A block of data
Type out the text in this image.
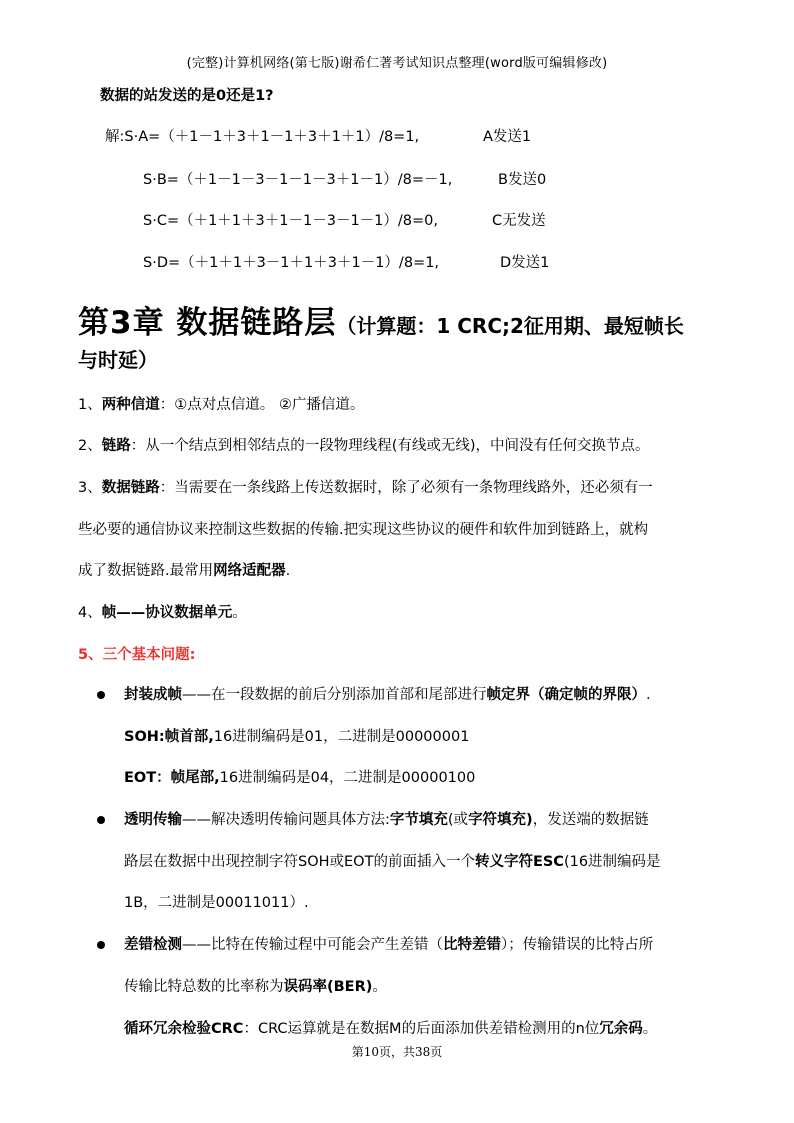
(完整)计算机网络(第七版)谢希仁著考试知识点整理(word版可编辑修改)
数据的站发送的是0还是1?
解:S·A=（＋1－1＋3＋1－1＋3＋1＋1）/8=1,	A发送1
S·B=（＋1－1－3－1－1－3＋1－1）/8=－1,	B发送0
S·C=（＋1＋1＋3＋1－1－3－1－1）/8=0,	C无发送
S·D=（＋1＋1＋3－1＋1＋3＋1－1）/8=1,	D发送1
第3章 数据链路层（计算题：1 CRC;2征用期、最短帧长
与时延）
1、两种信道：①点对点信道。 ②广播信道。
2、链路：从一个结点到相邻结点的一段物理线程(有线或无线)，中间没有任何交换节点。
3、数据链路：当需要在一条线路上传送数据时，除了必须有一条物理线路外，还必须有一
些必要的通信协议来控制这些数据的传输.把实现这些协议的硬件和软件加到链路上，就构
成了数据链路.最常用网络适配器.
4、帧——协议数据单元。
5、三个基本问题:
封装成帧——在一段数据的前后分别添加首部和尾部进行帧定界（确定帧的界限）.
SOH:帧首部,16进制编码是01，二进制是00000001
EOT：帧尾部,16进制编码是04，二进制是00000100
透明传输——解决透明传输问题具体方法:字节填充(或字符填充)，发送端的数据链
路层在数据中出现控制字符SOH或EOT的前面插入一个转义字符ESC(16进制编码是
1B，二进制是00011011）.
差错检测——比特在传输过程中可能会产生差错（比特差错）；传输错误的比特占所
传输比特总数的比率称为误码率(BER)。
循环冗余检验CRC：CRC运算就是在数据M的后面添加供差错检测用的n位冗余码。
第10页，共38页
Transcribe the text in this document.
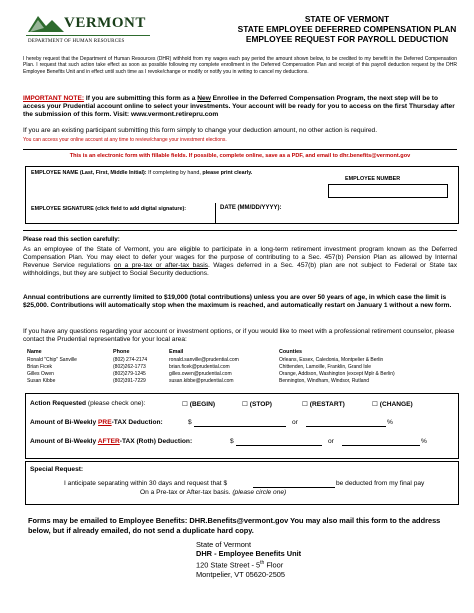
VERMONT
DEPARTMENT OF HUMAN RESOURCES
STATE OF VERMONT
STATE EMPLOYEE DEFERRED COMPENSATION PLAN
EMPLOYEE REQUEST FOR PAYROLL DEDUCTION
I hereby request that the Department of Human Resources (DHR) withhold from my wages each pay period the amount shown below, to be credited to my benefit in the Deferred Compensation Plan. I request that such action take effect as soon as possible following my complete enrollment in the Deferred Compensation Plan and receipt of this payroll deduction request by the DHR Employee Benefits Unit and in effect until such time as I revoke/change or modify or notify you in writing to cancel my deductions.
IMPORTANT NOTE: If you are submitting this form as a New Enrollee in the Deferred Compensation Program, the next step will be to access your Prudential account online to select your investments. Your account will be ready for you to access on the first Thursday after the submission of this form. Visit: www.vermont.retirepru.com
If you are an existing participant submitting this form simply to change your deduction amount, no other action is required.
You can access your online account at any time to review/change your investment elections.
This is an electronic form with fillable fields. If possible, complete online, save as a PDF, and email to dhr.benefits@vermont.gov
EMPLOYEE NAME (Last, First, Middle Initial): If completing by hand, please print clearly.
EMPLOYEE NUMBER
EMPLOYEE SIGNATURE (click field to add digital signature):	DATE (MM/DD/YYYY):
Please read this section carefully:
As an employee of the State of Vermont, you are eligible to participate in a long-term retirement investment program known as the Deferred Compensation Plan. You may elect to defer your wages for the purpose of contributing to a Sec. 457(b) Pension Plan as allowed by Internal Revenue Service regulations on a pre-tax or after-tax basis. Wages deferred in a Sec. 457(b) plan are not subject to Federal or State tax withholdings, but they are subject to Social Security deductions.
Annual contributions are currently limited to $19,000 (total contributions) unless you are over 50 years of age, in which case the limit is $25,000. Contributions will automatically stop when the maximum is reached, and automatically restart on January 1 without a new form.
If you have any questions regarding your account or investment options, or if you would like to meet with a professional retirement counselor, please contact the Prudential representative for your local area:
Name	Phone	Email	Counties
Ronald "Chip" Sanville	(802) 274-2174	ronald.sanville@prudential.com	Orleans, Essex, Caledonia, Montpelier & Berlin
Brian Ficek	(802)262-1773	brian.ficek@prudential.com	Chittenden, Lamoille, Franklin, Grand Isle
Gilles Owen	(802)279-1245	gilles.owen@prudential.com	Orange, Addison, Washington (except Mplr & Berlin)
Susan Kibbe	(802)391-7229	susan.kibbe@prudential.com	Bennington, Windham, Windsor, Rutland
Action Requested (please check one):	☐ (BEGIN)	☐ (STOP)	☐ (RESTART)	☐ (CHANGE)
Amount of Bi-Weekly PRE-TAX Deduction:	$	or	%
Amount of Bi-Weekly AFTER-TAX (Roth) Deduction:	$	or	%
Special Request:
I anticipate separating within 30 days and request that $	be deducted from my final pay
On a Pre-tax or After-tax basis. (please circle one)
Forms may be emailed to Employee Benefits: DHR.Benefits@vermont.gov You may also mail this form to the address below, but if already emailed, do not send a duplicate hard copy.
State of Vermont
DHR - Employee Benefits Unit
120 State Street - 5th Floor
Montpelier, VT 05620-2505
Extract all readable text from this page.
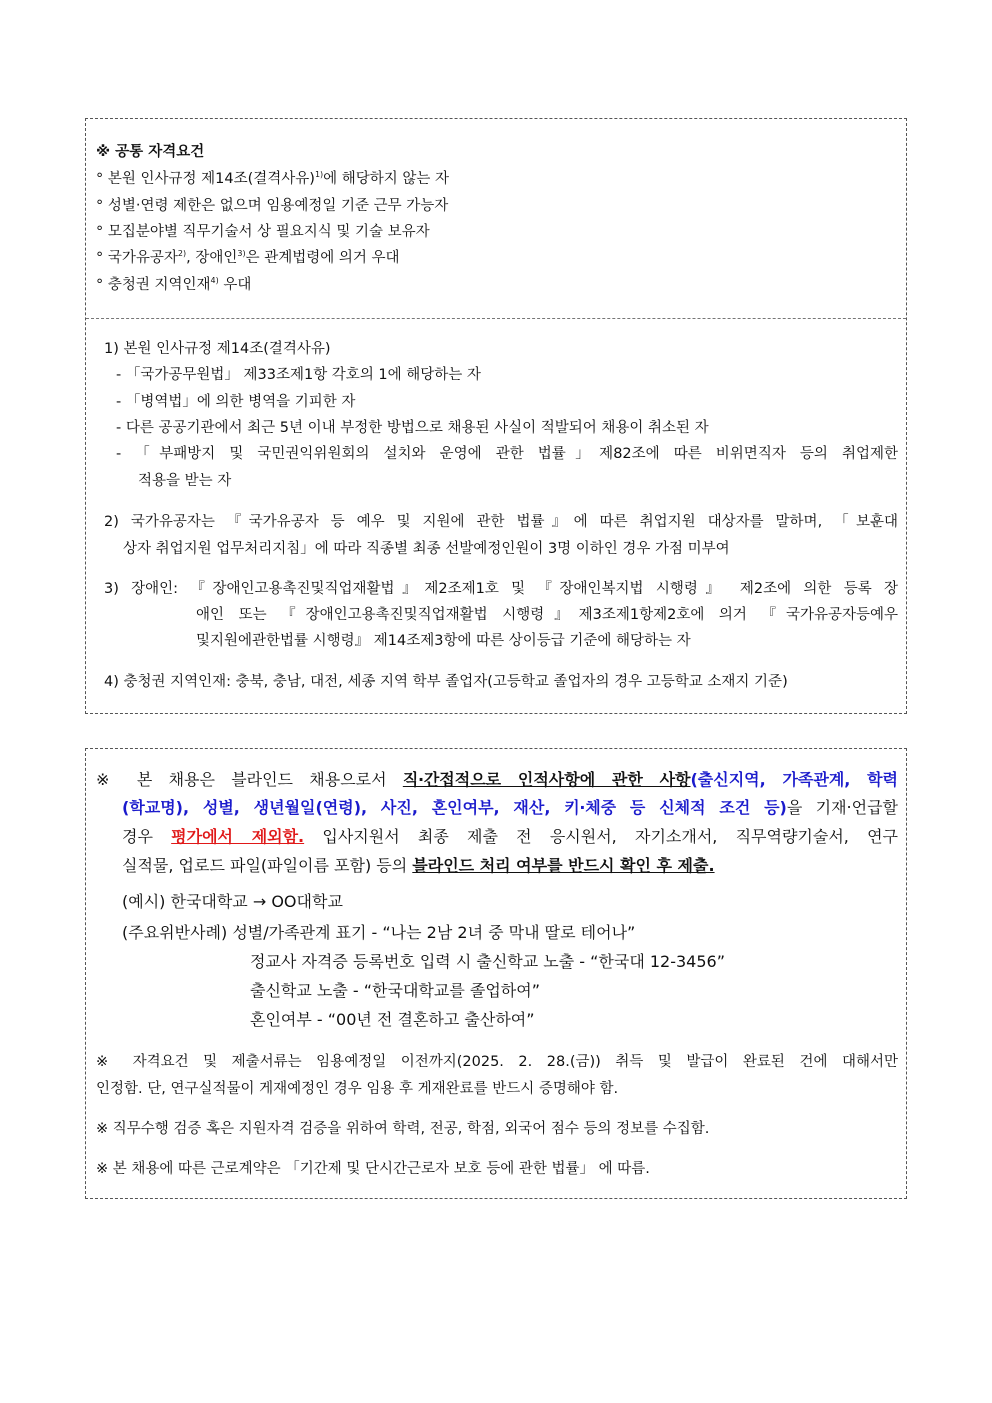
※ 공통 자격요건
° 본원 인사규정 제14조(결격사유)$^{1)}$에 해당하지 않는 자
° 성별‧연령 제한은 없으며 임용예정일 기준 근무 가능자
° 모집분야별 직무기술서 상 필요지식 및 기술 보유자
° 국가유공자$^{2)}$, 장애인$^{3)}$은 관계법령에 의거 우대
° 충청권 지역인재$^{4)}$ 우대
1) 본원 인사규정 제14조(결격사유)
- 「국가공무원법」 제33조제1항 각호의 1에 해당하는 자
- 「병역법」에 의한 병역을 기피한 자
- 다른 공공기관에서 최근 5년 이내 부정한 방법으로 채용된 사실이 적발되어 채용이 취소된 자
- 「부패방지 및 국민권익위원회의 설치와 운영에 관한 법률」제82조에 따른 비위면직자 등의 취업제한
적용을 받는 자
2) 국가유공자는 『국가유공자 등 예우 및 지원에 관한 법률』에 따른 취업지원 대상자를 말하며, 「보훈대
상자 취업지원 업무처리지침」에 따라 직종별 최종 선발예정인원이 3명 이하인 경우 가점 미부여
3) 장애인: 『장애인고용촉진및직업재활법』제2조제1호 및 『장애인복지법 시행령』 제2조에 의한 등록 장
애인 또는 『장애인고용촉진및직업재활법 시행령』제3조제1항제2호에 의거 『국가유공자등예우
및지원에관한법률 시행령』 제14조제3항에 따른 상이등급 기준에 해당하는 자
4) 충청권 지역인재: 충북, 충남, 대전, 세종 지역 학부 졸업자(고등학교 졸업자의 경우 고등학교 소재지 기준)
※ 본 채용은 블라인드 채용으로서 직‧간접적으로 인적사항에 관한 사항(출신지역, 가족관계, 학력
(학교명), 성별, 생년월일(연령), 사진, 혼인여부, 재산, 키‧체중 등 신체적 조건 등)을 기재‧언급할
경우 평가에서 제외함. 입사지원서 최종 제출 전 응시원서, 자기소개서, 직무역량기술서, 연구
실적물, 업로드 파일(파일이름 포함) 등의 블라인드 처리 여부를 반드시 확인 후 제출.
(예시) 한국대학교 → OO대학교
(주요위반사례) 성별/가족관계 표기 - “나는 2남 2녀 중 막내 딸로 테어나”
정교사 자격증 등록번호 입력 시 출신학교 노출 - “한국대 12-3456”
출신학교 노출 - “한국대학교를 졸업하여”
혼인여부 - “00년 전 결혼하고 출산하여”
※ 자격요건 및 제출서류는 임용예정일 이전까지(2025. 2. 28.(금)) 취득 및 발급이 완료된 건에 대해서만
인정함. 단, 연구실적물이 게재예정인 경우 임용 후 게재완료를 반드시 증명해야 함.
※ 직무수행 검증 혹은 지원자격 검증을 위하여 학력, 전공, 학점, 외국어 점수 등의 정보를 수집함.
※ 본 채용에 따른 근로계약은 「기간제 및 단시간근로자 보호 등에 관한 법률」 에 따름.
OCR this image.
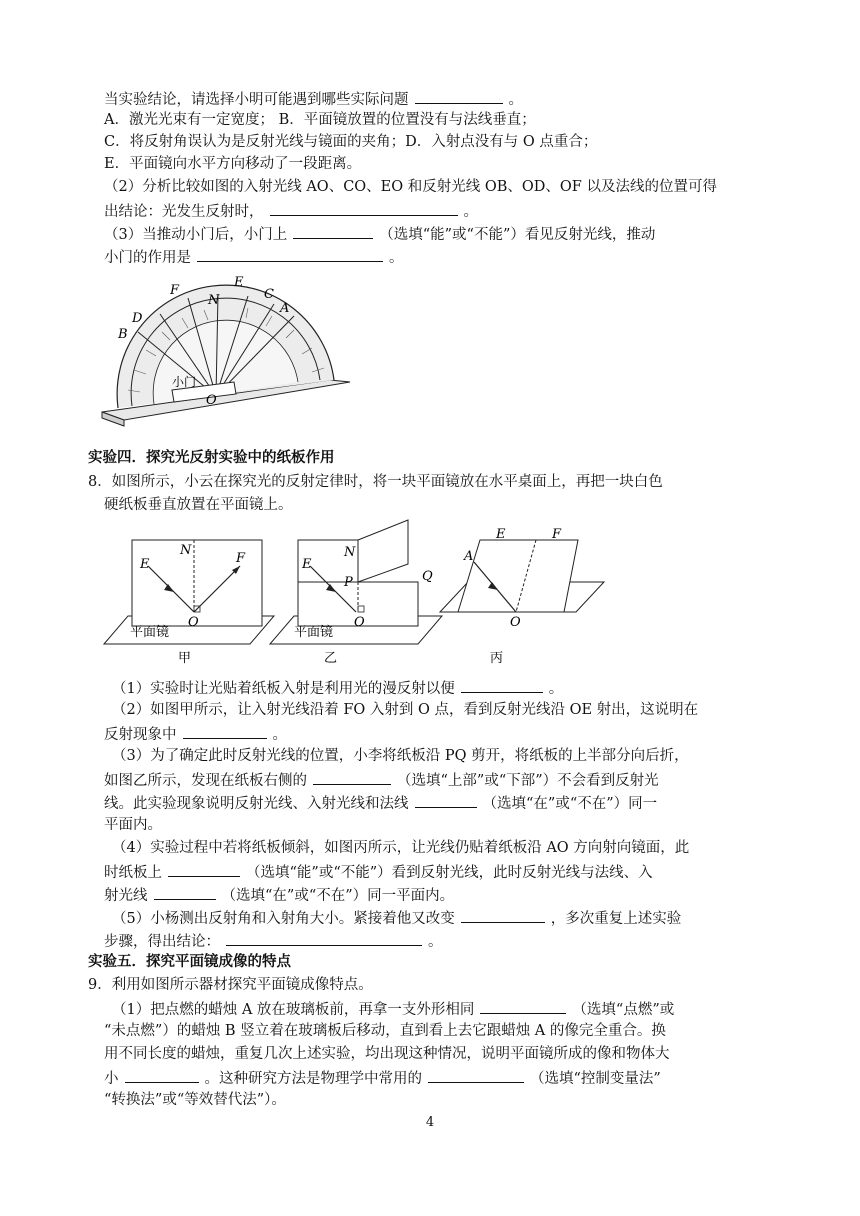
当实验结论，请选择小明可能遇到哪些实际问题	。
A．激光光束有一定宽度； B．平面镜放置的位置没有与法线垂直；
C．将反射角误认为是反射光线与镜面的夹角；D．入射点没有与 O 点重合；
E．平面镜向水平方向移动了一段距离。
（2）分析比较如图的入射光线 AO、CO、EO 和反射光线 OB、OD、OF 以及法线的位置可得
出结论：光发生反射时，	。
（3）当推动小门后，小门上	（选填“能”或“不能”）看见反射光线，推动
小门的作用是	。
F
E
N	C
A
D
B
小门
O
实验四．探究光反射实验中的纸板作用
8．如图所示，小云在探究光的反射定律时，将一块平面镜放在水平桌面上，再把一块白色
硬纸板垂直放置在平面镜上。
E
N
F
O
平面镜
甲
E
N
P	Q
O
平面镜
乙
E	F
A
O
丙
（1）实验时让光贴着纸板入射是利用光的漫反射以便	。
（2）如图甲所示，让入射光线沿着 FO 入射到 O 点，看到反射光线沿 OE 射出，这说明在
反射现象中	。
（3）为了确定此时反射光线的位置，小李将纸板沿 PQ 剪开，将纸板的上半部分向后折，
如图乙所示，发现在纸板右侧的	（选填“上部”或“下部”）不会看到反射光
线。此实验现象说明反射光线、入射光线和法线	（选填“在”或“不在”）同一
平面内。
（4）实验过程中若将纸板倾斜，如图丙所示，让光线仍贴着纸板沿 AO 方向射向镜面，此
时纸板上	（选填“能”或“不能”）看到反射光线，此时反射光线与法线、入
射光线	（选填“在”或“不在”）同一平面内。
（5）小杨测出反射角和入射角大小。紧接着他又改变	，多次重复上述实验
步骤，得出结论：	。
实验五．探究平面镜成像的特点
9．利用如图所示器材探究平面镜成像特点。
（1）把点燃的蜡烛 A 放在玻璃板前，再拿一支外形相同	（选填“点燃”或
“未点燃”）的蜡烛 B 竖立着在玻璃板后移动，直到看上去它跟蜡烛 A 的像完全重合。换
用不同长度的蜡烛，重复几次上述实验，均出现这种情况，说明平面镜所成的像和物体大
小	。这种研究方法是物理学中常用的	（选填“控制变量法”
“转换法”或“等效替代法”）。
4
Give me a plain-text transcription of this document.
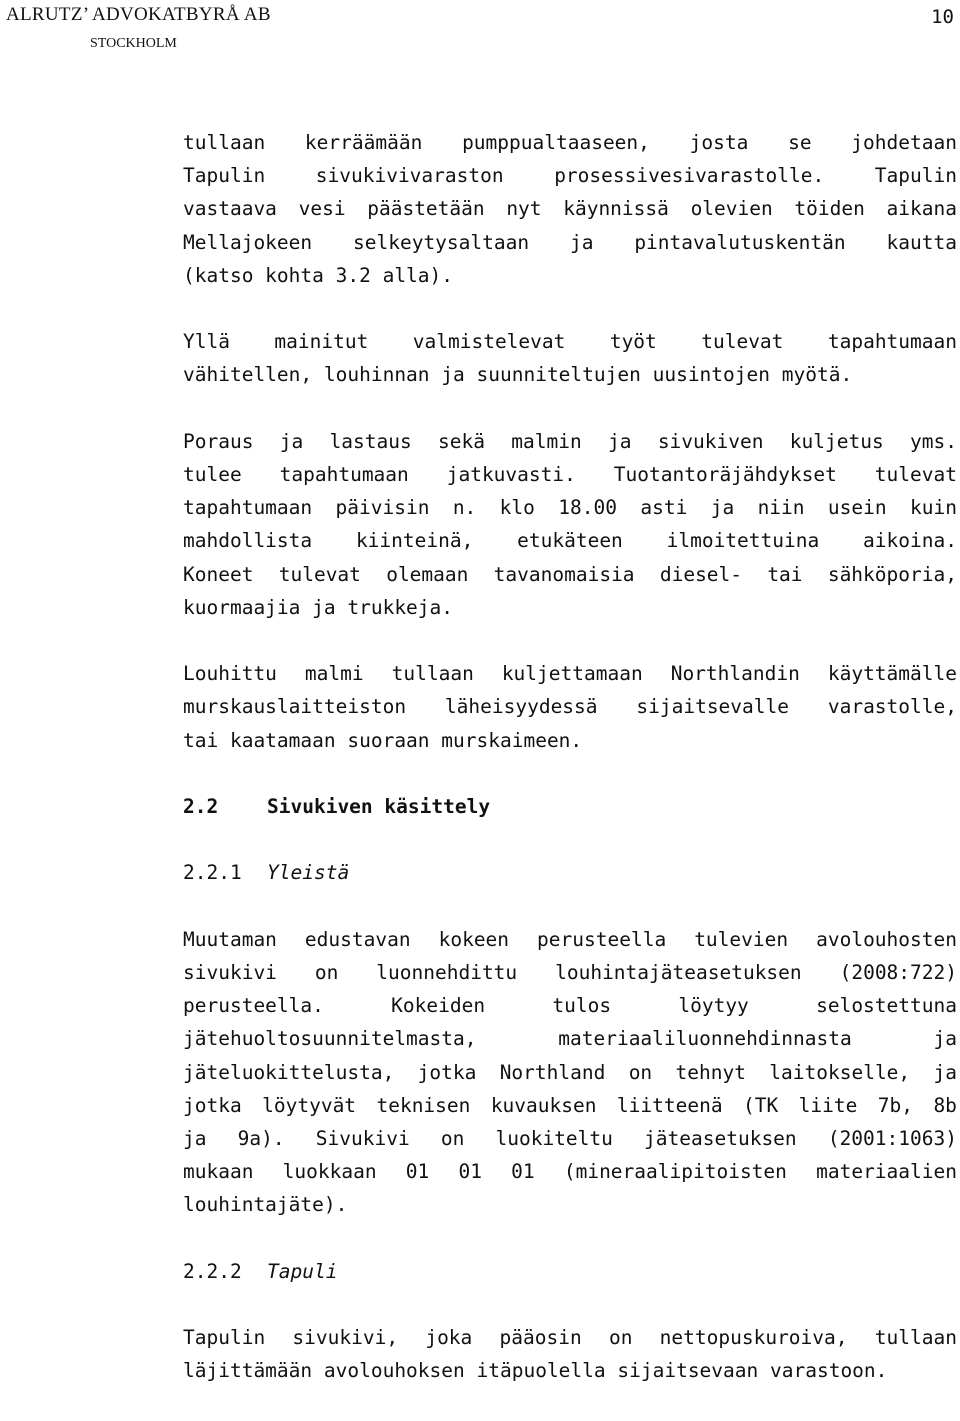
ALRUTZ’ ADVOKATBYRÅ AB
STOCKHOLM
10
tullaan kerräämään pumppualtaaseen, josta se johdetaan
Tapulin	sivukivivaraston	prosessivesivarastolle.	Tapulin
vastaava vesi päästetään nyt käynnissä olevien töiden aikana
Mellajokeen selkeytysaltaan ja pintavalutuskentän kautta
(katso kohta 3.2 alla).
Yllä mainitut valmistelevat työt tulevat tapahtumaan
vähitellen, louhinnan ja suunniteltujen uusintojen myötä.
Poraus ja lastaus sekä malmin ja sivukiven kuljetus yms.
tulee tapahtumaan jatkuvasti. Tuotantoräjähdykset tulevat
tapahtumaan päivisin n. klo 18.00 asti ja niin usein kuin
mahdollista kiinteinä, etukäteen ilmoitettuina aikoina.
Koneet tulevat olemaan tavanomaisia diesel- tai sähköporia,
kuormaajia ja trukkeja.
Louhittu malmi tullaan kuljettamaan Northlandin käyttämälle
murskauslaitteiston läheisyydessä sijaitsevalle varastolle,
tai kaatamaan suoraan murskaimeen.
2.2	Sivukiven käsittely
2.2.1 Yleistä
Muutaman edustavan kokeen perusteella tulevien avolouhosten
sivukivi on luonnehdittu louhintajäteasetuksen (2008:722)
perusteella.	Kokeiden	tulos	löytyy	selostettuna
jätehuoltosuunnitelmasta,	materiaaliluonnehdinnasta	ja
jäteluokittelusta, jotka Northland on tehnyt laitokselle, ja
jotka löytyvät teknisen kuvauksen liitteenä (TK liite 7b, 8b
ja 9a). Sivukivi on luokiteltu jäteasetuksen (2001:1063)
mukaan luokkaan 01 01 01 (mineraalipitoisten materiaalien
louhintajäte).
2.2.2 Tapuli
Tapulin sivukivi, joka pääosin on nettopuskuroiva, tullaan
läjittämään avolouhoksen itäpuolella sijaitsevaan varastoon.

Written exercise
Only lines with the word "jotka" are wanted, so copy each one from the records.

Solution to the exercise
jäteluokittelusta, jotka Northland on tehnyt laitokselle, ja
jotka löytyvät teknisen kuvauksen liitteenä (TK liite 7b, 8b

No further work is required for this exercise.